■ Exercise aim:
Report the total number of lines that include the string "JSON", without any other text.
── Data records ──
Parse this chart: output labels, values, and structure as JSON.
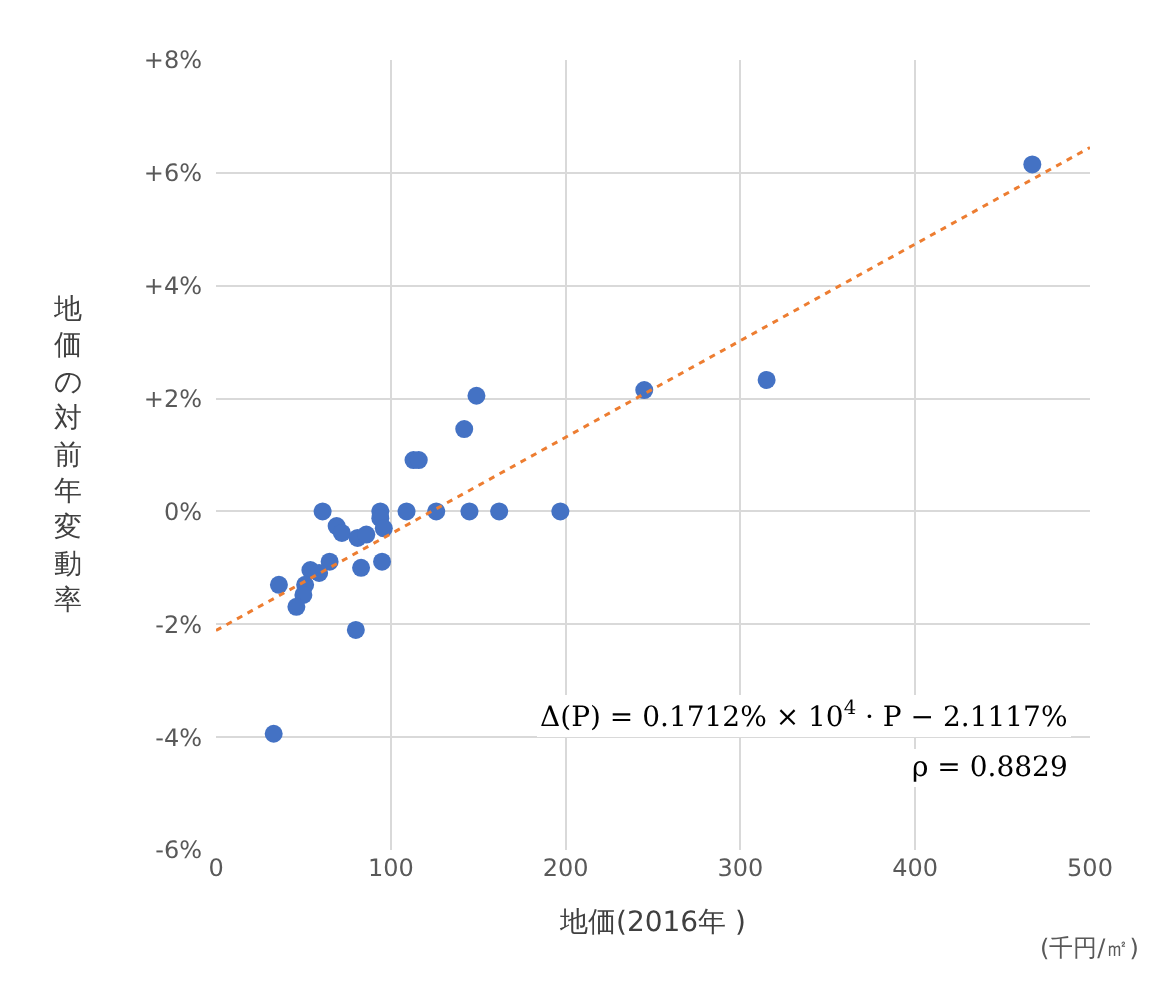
{
  "chart_data": {
    "type": "scatter",
    "xlabel": "地価(2016年 )",
    "ylabel": "地価の対前年変動率",
    "annotations": [
      "(千円/㎡)",
      "Δ(P) = 0.1712% × 10$^{4}$ · P − 2.1117%",
      "ρ = 0.8829"
    ],
    "xlim": [
      0,
      500
    ],
    "xticks": [
      0,
      100,
      200,
      300,
      400,
      500
    ],
    "ylim": [
      -6,
      8
    ],
    "yticks": [
      {
        "value": -6,
        "label": "-6%"
      },
      {
        "value": -4,
        "label": "-4%"
      },
      {
        "value": -2,
        "label": "-2%"
      },
      {
        "value": 0,
        "label": "0%"
      },
      {
        "value": 2,
        "label": "+2%"
      },
      {
        "value": 4,
        "label": "+4%"
      },
      {
        "value": 6,
        "label": "+6%"
      },
      {
        "value": 8,
        "label": "+8%"
      }
    ],
    "grid": true,
    "marker": "circle",
    "series": [
      {
        "color": "#4472c4",
        "x": [
          61,
          69,
          72,
          81,
          86,
          94,
          94,
          96,
          109,
          126,
          145,
          162,
          197,
          113,
          116,
          142,
          149,
          65,
          54,
          59,
          83,
          95,
          36,
          51,
          50,
          46,
          80,
          33,
          245,
          315,
          467
        ],
        "values": [
          0,
          -0.26,
          -0.38,
          -0.47,
          -0.41,
          0,
          -0.12,
          -0.3,
          0,
          0,
          0,
          0,
          0,
          0.91,
          0.91,
          1.46,
          2.05,
          -0.89,
          -1.04,
          -1.09,
          -1.0,
          -0.89,
          -1.3,
          -1.3,
          -1.48,
          -1.69,
          -2.1,
          -3.94,
          2.15,
          2.33,
          6.15
        ]
      },
      {
        "type": "line",
        "color": "#ed7d31",
        "line_style": "dotted",
        "marker": "none",
        "x": [
          0,
          500
        ],
        "values": [
          -2.11,
          6.45
        ]
      }
    ]
  }
}
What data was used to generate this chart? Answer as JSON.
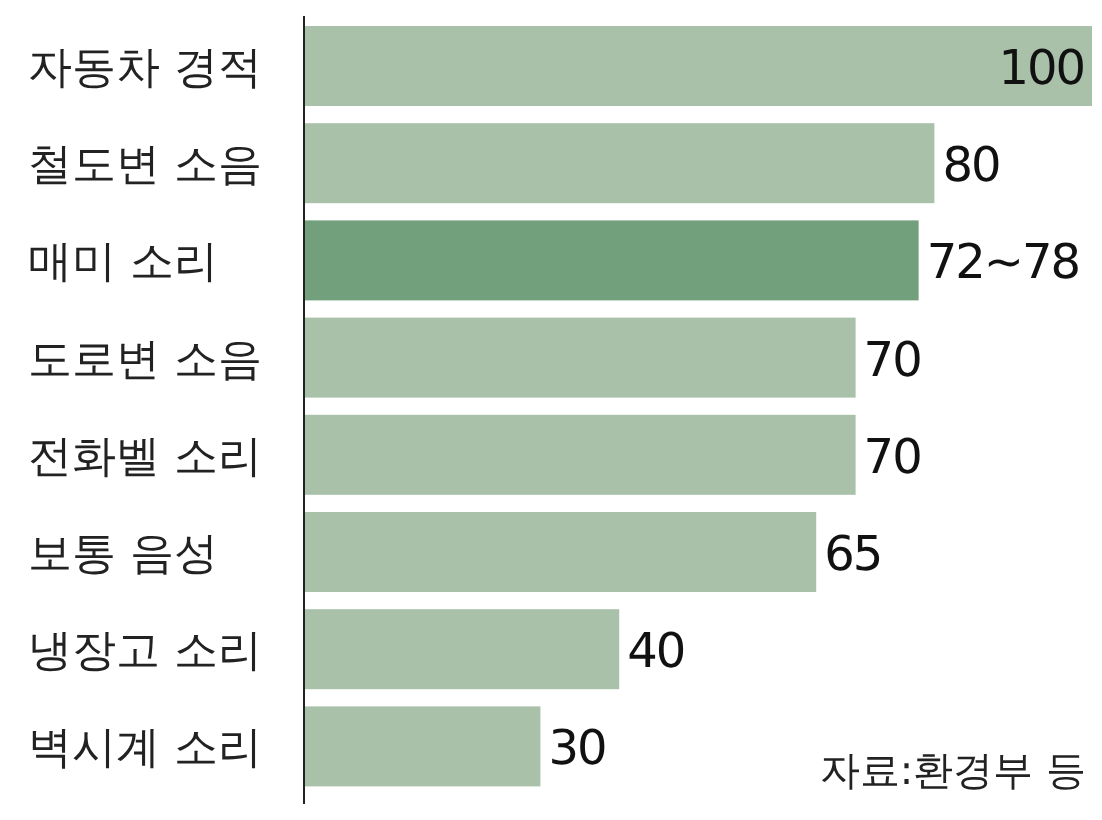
{
  "chart_data": {
    "type": "bar",
    "orientation": "horizontal",
    "categories": [
      "자동차 경적",
      "철도변 소음",
      "매미 소리",
      "도로변 소음",
      "전화벨 소리",
      "보통 음성",
      "냉장고 소리",
      "벽시계 소리"
    ],
    "values": [
      100,
      80,
      78,
      70,
      70,
      65,
      40,
      30
    ],
    "value_labels": [
      "100",
      "80",
      "72~78",
      "70",
      "70",
      "65",
      "40",
      "30"
    ],
    "colors": [
      "#a9c0a9",
      "#a9c0a9",
      "#73a07c",
      "#a9c0a9",
      "#a9c0a9",
      "#a9c0a9",
      "#a9c0a9",
      "#a9c0a9"
    ],
    "annotations": [
      "자료:환경부 등"
    ]
  }
}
───
■ Output:
2